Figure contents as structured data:

begin

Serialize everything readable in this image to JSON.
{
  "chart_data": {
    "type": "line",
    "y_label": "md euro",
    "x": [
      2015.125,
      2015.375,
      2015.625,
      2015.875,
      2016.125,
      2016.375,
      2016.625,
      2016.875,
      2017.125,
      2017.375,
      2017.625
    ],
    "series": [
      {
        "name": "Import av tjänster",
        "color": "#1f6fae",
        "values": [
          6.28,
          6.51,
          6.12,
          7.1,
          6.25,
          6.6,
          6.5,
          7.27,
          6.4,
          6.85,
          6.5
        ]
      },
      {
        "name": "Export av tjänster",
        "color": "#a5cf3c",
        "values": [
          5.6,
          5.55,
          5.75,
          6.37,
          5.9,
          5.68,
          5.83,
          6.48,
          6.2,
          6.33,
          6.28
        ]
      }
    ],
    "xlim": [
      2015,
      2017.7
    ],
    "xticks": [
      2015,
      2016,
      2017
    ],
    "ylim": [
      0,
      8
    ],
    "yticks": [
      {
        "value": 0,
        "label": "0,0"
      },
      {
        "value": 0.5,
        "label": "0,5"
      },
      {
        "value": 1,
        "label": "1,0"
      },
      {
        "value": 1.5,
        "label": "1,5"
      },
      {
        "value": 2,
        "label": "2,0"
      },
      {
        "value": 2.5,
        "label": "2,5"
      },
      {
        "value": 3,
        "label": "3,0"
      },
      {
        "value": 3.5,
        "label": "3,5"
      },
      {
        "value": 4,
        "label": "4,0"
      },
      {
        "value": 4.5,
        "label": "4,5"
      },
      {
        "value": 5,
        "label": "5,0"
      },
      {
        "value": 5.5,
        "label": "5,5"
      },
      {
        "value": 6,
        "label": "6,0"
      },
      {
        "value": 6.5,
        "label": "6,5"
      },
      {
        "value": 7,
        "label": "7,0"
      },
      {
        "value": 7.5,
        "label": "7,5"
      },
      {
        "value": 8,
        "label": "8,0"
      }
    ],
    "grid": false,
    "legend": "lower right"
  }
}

end
begin

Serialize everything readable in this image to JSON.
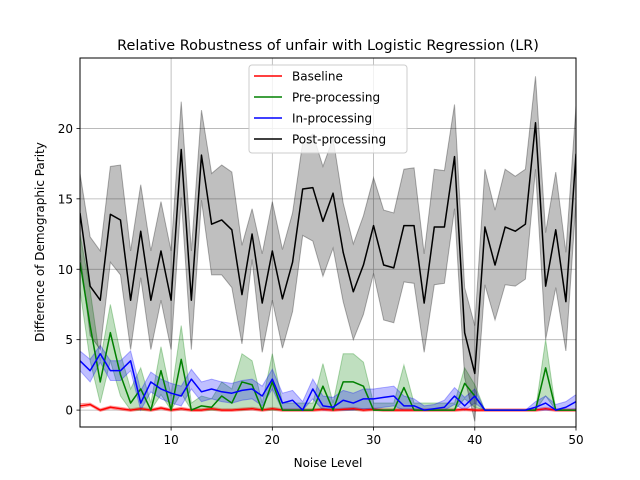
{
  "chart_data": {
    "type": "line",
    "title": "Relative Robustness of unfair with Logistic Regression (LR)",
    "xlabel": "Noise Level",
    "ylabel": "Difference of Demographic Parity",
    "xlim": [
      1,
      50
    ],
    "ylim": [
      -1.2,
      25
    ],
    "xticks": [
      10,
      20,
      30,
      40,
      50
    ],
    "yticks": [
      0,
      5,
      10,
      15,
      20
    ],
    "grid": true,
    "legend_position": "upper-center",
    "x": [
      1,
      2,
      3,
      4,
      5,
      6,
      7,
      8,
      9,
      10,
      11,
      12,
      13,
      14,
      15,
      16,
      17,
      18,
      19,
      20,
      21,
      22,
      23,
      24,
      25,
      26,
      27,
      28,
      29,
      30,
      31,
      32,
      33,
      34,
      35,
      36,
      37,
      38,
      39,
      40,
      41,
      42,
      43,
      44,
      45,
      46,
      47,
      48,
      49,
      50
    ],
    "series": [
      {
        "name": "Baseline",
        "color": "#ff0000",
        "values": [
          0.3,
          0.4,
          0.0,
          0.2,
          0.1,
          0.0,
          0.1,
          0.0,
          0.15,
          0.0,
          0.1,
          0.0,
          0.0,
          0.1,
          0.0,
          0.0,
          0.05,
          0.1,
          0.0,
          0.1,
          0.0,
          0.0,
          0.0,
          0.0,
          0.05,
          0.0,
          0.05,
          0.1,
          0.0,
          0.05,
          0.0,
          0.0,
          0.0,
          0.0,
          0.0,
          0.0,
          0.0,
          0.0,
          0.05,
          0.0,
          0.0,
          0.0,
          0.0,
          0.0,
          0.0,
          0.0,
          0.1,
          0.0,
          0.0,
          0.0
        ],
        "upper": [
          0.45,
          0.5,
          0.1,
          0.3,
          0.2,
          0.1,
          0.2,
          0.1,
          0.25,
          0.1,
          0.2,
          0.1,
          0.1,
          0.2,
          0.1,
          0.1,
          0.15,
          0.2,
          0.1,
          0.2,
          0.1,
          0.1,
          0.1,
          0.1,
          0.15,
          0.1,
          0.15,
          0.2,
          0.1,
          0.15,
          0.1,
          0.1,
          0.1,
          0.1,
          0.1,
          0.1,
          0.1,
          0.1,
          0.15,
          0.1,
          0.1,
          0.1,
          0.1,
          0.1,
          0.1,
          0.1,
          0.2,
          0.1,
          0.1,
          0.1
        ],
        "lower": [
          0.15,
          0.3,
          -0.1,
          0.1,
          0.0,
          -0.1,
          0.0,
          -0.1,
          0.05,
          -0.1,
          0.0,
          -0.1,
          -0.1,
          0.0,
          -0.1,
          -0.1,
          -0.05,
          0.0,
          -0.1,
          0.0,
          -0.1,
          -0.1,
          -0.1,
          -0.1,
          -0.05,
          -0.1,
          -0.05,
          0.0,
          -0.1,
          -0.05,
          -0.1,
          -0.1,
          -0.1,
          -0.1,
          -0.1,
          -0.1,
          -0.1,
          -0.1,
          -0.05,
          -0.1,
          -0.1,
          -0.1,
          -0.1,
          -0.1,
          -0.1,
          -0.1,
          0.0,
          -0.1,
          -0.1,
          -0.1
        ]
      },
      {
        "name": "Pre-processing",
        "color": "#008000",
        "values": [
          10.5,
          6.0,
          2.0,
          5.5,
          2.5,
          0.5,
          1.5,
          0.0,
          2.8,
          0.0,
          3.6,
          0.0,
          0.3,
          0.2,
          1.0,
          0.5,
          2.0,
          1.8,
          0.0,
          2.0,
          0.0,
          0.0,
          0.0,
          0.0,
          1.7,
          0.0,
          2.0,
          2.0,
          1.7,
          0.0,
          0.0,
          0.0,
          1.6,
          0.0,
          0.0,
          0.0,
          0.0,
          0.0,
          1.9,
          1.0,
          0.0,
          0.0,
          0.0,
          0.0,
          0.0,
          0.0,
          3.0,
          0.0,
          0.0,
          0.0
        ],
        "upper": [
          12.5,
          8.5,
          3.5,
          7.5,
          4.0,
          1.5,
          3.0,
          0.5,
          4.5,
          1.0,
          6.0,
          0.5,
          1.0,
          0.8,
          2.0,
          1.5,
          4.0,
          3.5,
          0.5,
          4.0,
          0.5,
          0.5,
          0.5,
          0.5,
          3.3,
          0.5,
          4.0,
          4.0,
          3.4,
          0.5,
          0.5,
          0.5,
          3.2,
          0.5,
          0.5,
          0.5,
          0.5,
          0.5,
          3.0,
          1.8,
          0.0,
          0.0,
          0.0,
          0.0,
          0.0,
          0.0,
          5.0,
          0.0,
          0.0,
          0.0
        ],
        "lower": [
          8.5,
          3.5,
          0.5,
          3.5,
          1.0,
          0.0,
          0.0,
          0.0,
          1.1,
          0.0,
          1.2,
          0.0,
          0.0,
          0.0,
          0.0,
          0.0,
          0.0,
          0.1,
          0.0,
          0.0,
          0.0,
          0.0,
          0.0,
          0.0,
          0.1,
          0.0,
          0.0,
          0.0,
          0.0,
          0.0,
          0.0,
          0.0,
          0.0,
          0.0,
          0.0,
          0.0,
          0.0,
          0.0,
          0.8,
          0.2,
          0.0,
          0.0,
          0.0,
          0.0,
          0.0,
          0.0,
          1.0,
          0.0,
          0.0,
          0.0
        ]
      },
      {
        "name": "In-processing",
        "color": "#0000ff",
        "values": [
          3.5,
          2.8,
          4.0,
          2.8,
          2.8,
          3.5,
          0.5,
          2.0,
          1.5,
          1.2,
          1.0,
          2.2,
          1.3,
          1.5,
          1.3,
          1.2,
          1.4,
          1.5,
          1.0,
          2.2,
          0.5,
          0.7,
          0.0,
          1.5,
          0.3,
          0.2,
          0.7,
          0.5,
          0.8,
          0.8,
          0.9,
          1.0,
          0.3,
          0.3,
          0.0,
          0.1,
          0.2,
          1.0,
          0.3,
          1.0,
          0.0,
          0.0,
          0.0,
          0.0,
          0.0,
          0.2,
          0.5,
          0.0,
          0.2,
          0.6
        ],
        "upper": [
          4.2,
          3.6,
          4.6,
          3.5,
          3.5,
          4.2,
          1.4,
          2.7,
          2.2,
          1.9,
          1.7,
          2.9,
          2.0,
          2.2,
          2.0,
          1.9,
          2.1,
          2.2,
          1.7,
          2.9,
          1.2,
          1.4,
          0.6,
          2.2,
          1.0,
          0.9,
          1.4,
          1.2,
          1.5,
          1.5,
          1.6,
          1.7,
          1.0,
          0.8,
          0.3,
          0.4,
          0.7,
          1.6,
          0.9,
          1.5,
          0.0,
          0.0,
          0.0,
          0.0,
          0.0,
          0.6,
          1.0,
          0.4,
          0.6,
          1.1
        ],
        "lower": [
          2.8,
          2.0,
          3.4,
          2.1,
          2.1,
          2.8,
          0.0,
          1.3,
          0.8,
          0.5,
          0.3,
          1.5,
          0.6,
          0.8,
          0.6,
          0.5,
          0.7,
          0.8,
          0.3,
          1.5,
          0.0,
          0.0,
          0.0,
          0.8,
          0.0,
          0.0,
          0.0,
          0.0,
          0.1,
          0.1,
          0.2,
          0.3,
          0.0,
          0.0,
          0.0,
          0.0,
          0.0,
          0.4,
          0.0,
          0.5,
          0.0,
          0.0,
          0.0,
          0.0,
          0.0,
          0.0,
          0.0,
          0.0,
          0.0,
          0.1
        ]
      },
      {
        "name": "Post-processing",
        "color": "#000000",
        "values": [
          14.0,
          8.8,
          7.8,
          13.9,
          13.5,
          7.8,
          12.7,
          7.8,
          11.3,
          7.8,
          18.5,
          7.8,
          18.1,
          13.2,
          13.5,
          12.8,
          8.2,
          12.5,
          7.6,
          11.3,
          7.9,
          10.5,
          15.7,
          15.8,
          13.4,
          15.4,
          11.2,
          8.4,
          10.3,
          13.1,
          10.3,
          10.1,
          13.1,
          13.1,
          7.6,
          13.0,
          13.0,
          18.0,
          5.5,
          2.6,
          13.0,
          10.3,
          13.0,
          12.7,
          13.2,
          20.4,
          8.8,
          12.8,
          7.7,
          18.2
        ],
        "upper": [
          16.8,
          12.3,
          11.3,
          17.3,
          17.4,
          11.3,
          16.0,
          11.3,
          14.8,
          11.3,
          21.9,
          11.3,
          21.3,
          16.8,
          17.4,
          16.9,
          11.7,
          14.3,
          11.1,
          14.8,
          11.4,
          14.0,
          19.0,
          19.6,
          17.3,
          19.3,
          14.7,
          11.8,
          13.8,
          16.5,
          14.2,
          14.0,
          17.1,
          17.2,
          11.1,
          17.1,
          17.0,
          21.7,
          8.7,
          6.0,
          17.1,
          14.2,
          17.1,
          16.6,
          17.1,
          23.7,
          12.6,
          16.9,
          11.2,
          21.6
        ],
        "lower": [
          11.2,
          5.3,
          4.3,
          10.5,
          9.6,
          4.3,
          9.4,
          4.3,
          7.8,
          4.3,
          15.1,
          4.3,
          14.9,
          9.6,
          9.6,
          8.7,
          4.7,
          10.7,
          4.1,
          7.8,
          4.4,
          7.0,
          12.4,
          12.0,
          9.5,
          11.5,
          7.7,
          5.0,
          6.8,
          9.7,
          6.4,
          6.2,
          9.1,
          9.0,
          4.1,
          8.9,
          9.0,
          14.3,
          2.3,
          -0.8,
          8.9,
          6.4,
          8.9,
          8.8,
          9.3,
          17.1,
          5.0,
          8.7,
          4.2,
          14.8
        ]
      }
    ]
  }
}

end
begin

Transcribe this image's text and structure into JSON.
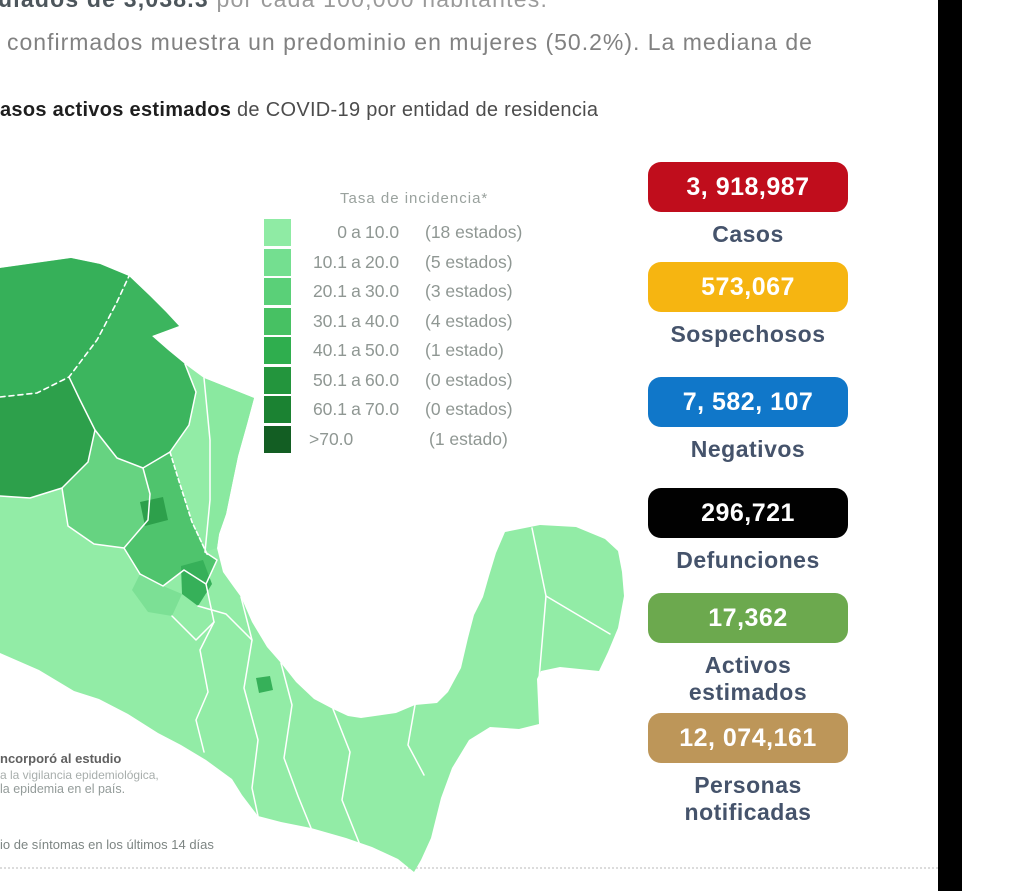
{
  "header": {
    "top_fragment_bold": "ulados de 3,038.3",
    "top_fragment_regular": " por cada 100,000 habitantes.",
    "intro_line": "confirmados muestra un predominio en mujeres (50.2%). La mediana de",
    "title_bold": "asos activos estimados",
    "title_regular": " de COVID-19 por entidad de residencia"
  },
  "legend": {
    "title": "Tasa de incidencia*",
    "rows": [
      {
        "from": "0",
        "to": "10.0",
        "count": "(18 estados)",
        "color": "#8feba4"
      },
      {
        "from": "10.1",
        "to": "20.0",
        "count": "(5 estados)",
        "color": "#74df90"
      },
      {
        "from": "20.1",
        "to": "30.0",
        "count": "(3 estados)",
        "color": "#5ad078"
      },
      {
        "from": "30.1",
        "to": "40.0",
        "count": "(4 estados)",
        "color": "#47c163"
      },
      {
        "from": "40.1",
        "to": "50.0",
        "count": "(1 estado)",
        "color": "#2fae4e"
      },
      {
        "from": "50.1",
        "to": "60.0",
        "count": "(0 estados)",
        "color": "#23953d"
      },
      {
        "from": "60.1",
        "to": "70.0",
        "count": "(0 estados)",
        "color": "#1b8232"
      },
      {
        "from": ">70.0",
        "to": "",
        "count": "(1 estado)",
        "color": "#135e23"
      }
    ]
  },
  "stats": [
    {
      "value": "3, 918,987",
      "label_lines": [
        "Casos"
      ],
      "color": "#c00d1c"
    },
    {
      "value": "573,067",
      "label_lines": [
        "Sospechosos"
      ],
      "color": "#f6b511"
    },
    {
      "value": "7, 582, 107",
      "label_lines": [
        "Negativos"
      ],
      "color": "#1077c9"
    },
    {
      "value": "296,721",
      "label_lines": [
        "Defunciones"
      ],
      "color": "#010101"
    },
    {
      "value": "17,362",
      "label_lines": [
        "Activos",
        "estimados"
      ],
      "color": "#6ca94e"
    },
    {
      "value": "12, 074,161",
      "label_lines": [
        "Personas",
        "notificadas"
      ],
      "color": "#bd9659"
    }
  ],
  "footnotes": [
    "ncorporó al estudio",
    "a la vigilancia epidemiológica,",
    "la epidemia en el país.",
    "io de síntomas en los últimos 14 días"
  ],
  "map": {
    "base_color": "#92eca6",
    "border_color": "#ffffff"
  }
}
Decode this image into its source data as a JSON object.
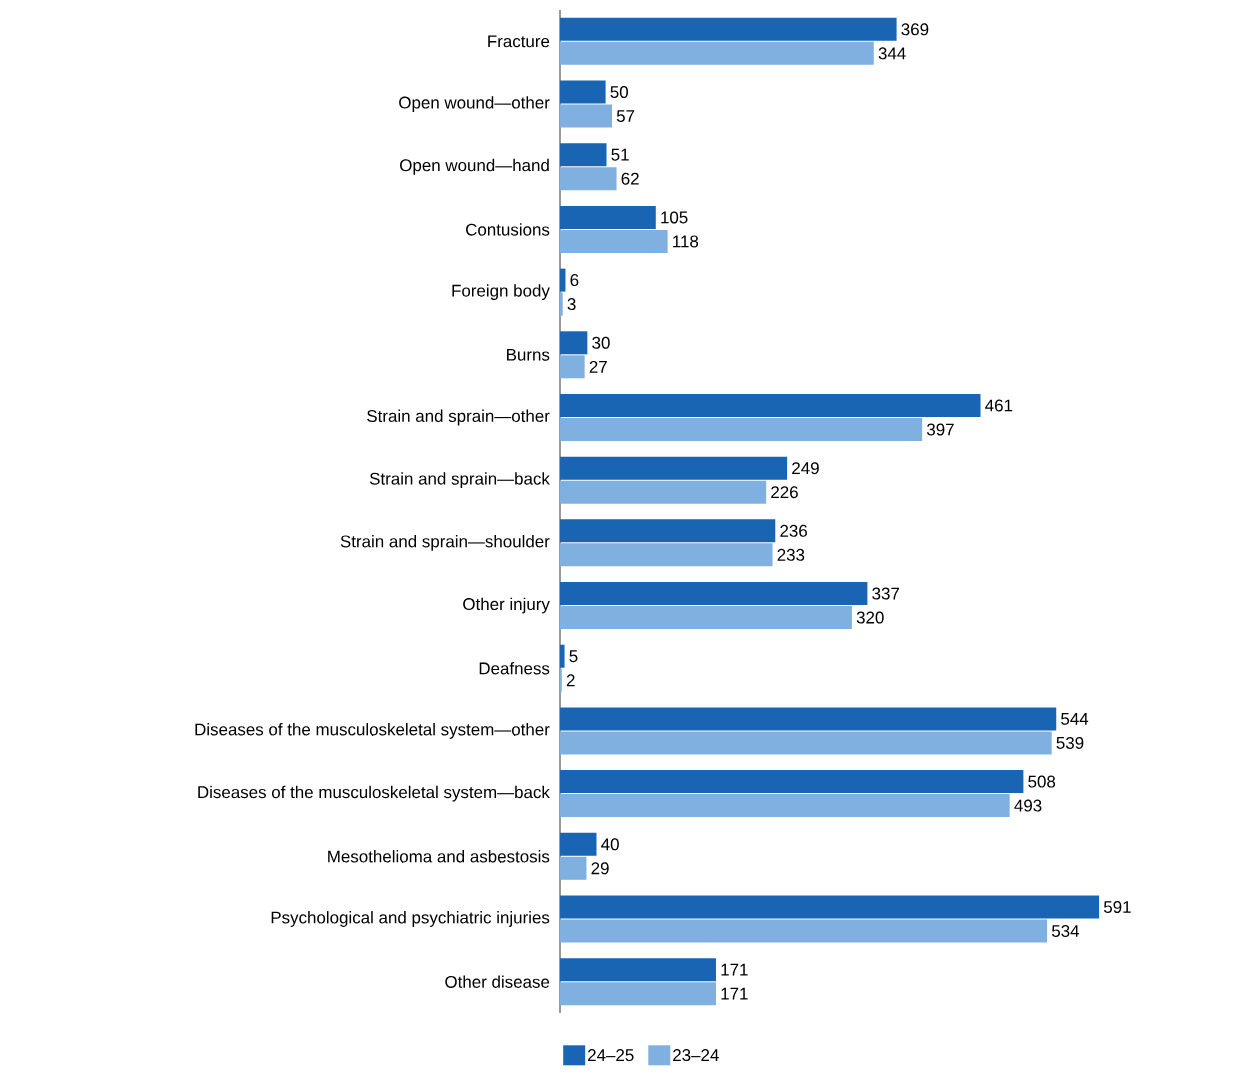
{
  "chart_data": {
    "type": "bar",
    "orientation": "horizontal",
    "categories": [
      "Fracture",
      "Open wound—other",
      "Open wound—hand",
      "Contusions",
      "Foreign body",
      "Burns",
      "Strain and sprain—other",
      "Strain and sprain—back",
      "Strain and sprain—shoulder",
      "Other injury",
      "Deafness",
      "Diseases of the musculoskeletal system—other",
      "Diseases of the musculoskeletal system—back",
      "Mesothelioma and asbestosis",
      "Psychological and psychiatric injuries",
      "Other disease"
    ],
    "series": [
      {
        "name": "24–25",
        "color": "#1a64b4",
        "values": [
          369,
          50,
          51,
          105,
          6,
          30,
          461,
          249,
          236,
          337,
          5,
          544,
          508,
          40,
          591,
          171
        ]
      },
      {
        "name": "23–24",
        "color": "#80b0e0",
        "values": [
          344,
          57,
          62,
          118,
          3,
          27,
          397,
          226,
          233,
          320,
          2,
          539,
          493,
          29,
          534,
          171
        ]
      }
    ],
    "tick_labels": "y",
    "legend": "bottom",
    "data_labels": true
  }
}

end

Check each line of the records above for "Diseases", and copy those that have it.

      "Diseases of the musculoskeletal system—other",
      "Diseases of the musculoskeletal system—back",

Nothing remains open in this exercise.